:: Exercise objective ::
Identify the lines containing the word "this". Copy each one.
-- Begin Listed entries --
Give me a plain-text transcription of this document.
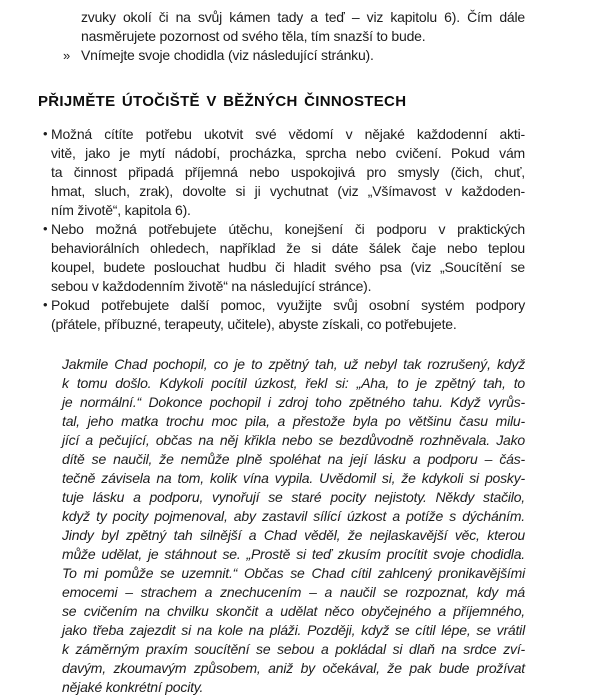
zvuky okolí či na svůj kámen tady a teď – viz kapitolu 6). Čím dále
nasměrujete pozornost od svého těla, tím snazší to bude.
» Vnímejte svoje chodidla (viz následující stránku).
PŘIJMĚTE ÚTOČIŠTĚ V BĚŽNÝCH ČINNOSTECH
• Možná cítíte potřebu ukotvit své vědomí v nějaké každodenní akti-
vitě, jako je mytí nádobí, procházka, sprcha nebo cvičení. Pokud vám
ta činnost připadá příjemná nebo uspokojivá pro smysly (čich, chuť,
hmat, sluch, zrak), dovolte si ji vychutnat (viz „Všímavost v každoden-
ním životě“, kapitola 6).
• Nebo možná potřebujete útěchu, konejšení či podporu v praktických
behaviorálních ohledech, například že si dáte šálek čaje nebo teplou
koupel, budete poslouchat hudbu či hladit svého psa (viz „Soucítění se
sebou v každodenním životě“ na následující stránce).
• Pokud potřebujete další pomoc, využijte svůj osobní systém podpory
(přátele, příbuzné, terapeuty, učitele), abyste získali, co potřebujete.
Jakmile Chad pochopil, co je to zpětný tah, už nebyl tak rozrušený, když
k tomu došlo. Kdykoli pocítil úzkost, řekl si: „Aha, to je zpětný tah, to
je normální.“ Dokonce pochopil i zdroj toho zpětného tahu. Když vyrůs-
tal, jeho matka trochu moc pila, a přestože byla po většinu času milu-
jící a pečující, občas na něj křikla nebo se bezdůvodně rozhněvala. Jako
dítě se naučil, že nemůže plně spoléhat na její lásku a podporu – čás-
tečně závisela na tom, kolik vína vypila. Uvědomil si, že kdykoli si posky-
tuje lásku a podporu, vynořují se staré pocity nejistoty. Někdy stačilo,
když ty pocity pojmenoval, aby zastavil sílící úzkost a potíže s dýcháním.
Jindy byl zpětný tah silnější a Chad věděl, že nejlaskavější věc, kterou
může udělat, je stáhnout se. „Prostě si teď zkusím procítit svoje chodidla.
To mi pomůže se uzemnit.“ Občas se Chad cítil zahlcený pronikavějšími
emocemi – strachem a znechucením – a naučil se rozpoznat, kdy má
se cvičením na chvilku skončit a udělat něco obyčejného a příjemného,
jako třeba zajezdit si na kole na pláži. Později, když se cítil lépe, se vrátil
k záměrným praxím soucítění se sebou a pokládal si dlaň na srdce zví-
davým, zkoumavým způsobem, aniž by očekával, že pak bude prožívat
nějaké konkrétní pocity.
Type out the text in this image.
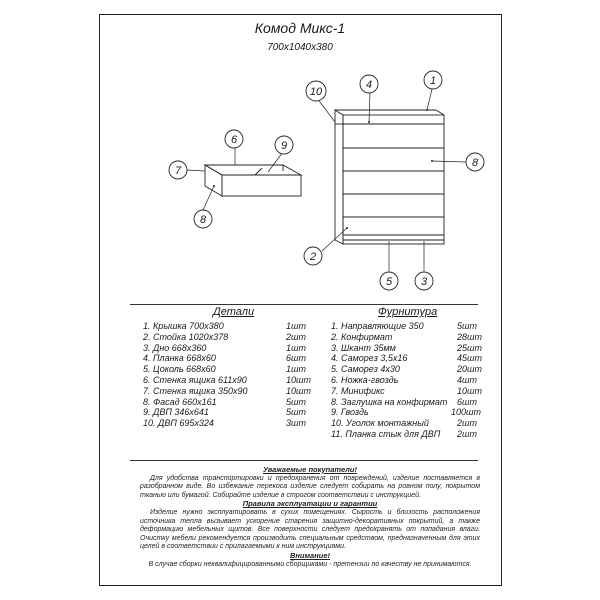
Комод Микс-1
700х1040х380
1
2
3
4
5
6
7
8
9
10
8
Детали	Фурнитура
1. Крышка 700х380	1шт
2. Стойка 1020х378	2шт
3. Дно 668х360	1шт
4. Планка 668х60	6шт
5. Цоколь 668х60	1шт
6. Стенка ящика 611х90	10шт
7. Стенка ящика 350х90	10шт
8. Фасад 660х161	5шт
9. ДВП 346х641	5шт
10. ДВП 695х324	3шт
1. Направляющие 350	5шт
2. Конфирмат	28шт
3. Шкант 35мм	25шт
4. Саморез 3,5х16	45шт
5. Саморез 4х30	20шт
6. Ножка-гвоздь	4шт
7. Минификс	10шт
8. Заглушка на конфирмат 6шт
9. Гвоздь	100шт
10. Уголок монтажный	2шт
11. Планка стык для ДВП 2шт
Уважаемые покупатели!

Для удобства транспортировки и предохранения от повреждений, изделие поставляется в разобранном виде. Во избежание перекоса изделие следует собирать на ровном полу, покрытом тканью или бумагой. Собирайте изделие в строгом соответствии с инструкцией.

Правила эксплуатации и гарантии

Изделие нужно эксплуатировать в сухих помещениях. Сырость и близость расположения источника тепла вызывает ускорение старения защитно-декоративных покрытий, а также деформацию мебельных щитов. Все поверхности следует предохранять от попадания влаги. Очистку мебели рекомендуется производить специальным средством, предназначенным для этих целей в соответствии с прилагаемыми к ним инструкциями.

Внимание!

В случае сборки неквалифицированными сборщиками - претензии по качеству не принимаются.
-- End Listed entries --
:: Task answer ::
Give me a plain-text transcription of this document.
Type out the text in this image.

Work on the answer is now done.